Work to be completed: Count the lines in the material below that contain the string "name", and give only the number.

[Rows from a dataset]

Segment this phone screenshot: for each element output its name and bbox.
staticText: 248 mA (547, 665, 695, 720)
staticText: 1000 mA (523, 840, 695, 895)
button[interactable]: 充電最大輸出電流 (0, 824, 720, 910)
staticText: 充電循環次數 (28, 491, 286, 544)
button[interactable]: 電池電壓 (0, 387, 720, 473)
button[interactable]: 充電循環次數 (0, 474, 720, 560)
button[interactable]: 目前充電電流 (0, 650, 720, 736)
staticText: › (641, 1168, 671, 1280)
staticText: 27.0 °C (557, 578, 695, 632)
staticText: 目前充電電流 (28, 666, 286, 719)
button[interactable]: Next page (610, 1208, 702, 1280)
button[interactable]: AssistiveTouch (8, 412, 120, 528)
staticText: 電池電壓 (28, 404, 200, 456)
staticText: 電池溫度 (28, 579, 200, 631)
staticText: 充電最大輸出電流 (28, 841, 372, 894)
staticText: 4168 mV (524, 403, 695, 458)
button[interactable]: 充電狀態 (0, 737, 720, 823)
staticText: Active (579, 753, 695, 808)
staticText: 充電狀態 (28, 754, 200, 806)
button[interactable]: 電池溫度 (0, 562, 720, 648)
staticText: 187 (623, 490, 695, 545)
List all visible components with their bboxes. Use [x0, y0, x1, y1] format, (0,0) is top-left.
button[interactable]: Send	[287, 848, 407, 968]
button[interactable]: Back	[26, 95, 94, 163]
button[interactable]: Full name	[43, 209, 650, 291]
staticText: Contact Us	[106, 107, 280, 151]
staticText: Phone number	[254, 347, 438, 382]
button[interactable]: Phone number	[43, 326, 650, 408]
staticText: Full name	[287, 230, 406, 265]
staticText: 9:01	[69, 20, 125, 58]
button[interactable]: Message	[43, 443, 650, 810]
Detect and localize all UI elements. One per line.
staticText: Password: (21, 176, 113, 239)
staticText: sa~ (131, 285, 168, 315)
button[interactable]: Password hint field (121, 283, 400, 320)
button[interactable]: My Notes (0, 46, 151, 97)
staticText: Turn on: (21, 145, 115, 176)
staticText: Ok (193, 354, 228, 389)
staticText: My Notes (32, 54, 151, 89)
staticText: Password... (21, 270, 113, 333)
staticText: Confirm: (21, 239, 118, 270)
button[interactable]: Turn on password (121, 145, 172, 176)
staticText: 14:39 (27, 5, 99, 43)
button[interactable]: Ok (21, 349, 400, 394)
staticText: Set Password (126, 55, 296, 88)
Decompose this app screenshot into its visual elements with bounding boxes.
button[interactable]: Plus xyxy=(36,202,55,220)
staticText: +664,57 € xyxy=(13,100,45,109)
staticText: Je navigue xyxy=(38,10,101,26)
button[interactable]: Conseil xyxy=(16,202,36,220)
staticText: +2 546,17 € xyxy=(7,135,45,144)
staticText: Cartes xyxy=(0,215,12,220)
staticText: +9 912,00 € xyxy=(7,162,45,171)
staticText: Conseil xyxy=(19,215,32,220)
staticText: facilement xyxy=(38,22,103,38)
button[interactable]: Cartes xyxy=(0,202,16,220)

Correct answer: 3